Quote the listing below in full and exactly as written, but omit every picture.

TASK INPUT
— Start —

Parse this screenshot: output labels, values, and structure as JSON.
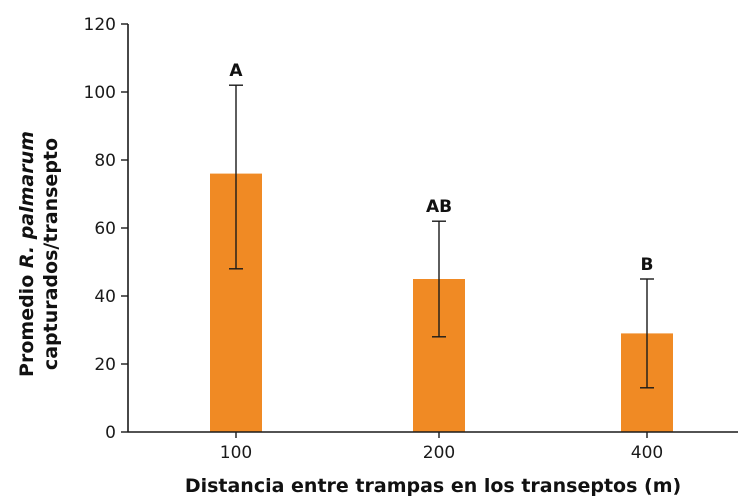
{
  "chart_data": {
    "type": "bar",
    "categories": [
      "100",
      "200",
      "400"
    ],
    "values": [
      76,
      45,
      29
    ],
    "error_bars": {
      "lower": [
        48,
        28,
        13
      ],
      "upper": [
        102,
        62,
        45
      ]
    },
    "significance_labels": [
      "A",
      "AB",
      "B"
    ],
    "ylim": [
      0,
      120
    ],
    "yticks": [
      "0",
      "20",
      "40",
      "60",
      "80",
      "100",
      "120"
    ],
    "xlabel": "Distancia entre trampas en los transeptos (m)",
    "ylabel": {
      "prefix": "Promedio ",
      "italic": "R. palmarum",
      "line2": "capturados/transepto"
    },
    "grid": false,
    "colors": {
      "bar": "#f08a24",
      "error_bar": "#1a1a1a",
      "axis": "#1a1a1a"
    }
  }
}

— End —

COMPLETE ANSWER
Parse this screenshot: output labels, values, and structure as JSON.
{
  "chart_data": {
    "type": "bar",
    "categories": [
      "100",
      "200",
      "400"
    ],
    "values": [
      76,
      45,
      29
    ],
    "error_bars": {
      "lower": [
        48,
        28,
        13
      ],
      "upper": [
        102,
        62,
        45
      ]
    },
    "significance_labels": [
      "A",
      "AB",
      "B"
    ],
    "ylim": [
      0,
      120
    ],
    "yticks": [
      "0",
      "20",
      "40",
      "60",
      "80",
      "100",
      "120"
    ],
    "xlabel": "Distancia entre trampas en los transeptos (m)",
    "ylabel": {
      "prefix": "Promedio ",
      "italic": "R. palmarum",
      "line2": "capturados/transepto"
    },
    "grid": false,
    "colors": {
      "bar": "#f08a24",
      "error_bar": "#1a1a1a",
      "axis": "#1a1a1a"
    }
  }
}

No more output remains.